* Aim of the exercise *
Collect every line below that contains the word "постановлению".

* Dataset extract *
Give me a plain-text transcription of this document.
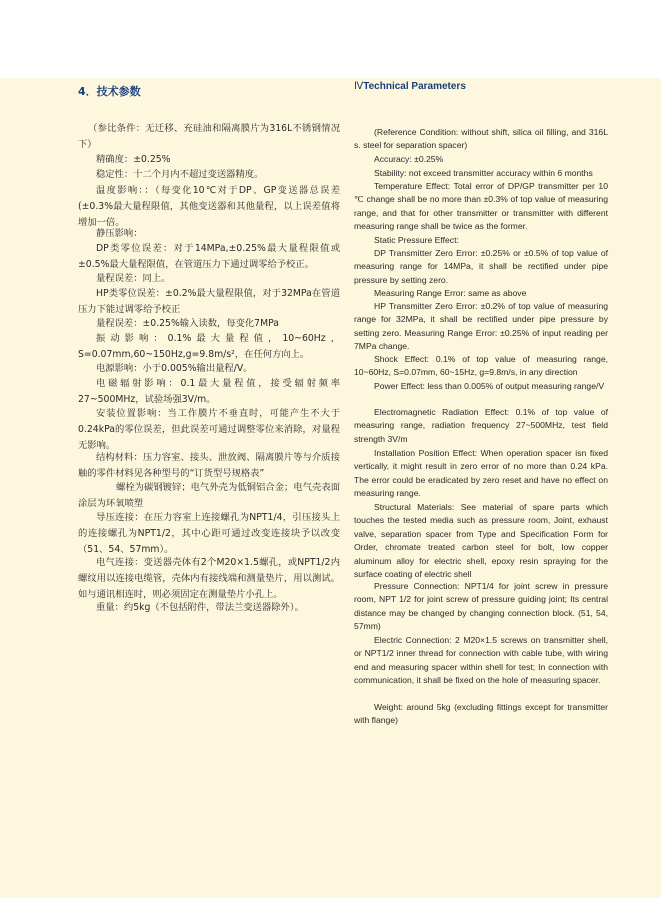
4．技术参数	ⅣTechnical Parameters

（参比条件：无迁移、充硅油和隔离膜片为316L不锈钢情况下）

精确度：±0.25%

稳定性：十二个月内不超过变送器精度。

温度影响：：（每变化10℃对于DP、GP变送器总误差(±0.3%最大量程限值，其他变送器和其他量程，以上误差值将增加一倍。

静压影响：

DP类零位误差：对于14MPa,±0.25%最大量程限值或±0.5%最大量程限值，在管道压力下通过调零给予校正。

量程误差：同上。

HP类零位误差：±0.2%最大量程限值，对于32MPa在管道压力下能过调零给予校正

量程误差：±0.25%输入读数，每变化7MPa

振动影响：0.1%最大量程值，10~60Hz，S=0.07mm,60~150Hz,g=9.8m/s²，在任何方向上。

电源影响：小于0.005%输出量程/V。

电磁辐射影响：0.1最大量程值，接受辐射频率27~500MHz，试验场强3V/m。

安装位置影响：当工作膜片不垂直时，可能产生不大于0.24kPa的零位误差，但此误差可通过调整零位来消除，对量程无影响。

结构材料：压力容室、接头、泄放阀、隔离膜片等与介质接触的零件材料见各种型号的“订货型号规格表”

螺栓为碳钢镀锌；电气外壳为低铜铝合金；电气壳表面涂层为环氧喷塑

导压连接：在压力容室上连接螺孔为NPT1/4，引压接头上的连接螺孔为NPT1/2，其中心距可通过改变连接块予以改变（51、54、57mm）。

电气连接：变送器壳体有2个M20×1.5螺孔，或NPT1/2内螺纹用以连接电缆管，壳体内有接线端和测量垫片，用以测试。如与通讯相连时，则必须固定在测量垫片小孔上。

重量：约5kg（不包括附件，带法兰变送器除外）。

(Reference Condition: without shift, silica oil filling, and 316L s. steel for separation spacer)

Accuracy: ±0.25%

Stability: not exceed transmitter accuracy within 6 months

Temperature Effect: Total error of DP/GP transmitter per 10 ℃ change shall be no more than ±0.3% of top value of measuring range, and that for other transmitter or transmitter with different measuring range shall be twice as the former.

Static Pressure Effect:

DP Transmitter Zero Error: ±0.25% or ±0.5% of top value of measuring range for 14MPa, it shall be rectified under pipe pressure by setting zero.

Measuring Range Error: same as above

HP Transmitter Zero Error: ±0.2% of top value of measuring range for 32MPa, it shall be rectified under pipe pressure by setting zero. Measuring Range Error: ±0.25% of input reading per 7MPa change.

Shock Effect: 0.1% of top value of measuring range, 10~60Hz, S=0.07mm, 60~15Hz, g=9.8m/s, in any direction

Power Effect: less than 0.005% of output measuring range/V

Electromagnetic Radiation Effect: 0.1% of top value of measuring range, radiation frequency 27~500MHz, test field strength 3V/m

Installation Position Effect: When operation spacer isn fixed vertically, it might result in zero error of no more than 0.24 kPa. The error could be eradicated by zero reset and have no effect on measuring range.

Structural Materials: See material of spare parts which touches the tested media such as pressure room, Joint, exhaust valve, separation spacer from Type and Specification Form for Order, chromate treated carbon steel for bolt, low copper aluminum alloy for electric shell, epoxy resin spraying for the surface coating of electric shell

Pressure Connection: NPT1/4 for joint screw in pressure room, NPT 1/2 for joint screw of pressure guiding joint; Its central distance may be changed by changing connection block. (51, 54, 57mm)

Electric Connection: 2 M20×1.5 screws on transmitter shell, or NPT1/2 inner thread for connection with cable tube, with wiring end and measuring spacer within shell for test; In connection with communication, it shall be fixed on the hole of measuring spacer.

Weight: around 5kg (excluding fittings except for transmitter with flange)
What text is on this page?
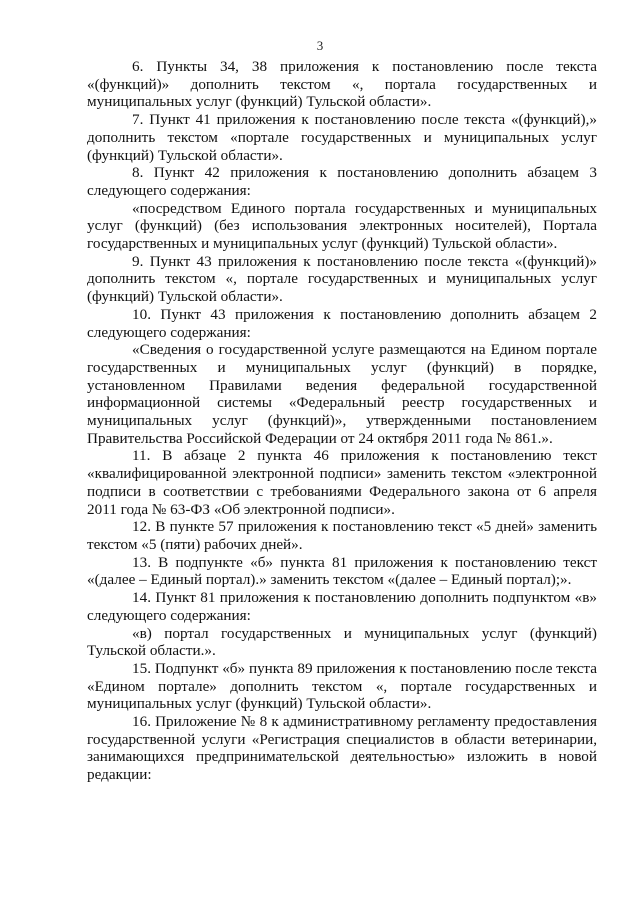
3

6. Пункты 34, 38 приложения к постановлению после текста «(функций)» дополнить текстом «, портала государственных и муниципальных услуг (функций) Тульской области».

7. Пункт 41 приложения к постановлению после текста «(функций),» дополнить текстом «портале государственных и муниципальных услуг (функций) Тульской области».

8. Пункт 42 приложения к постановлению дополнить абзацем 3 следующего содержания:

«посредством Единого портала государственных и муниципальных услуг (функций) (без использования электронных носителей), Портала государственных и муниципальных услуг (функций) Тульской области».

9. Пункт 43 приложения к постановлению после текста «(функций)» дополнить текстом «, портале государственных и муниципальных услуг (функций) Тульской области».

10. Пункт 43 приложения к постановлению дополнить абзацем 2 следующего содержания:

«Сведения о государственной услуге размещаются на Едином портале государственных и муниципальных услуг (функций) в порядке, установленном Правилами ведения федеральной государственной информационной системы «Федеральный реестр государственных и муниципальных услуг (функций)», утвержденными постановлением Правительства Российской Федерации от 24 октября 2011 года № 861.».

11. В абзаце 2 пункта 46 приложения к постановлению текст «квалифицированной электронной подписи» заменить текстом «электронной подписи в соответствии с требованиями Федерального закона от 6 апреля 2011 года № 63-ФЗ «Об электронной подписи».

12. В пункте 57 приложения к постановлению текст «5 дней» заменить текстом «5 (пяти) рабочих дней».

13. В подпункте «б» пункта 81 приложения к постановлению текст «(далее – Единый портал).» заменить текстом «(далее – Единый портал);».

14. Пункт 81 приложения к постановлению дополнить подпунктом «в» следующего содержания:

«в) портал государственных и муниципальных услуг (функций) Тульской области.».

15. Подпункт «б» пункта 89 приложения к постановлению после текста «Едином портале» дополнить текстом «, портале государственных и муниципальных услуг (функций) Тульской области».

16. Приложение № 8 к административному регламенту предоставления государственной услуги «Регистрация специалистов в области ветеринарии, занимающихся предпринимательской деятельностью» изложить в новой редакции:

* Answer to the task *
6. Пункты 34, 38 приложения к постановлению после текста «(функций)» дополнить текстом «, портала государственных и муниципальных услуг (функций) Тульской области».
7. Пункт 41 приложения к постановлению после текста «(функций),» дополнить текстом «портале государственных и муниципальных услуг (функций) Тульской области».
8. Пункт 42 приложения к постановлению дополнить абзацем 3 следующего содержания:
9. Пункт 43 приложения к постановлению после текста «(функций)» дополнить текстом «, портале государственных и муниципальных услуг (функций) Тульской области».
10. Пункт 43 приложения к постановлению дополнить абзацем 2 следующего содержания:
11. В абзаце 2 пункта 46 приложения к постановлению текст «квалифицированной электронной подписи» заменить текстом «электронной подписи в соответствии с требованиями Федерального закона от 6 апреля 2011 года № 63-ФЗ «Об электронной подписи».
12. В пункте 57 приложения к постановлению текст «5 дней» заменить текстом «5 (пяти) рабочих дней».
13. В подпункте «б» пункта 81 приложения к постановлению текст «(далее – Единый портал).» заменить текстом «(далее – Единый портал);».
14. Пункт 81 приложения к постановлению дополнить подпунктом «в» следующего содержания:
15. Подпункт «б» пункта 89 приложения к постановлению после текста «Едином портале» дополнить текстом «, портале государственных и муниципальных услуг (функций) Тульской области».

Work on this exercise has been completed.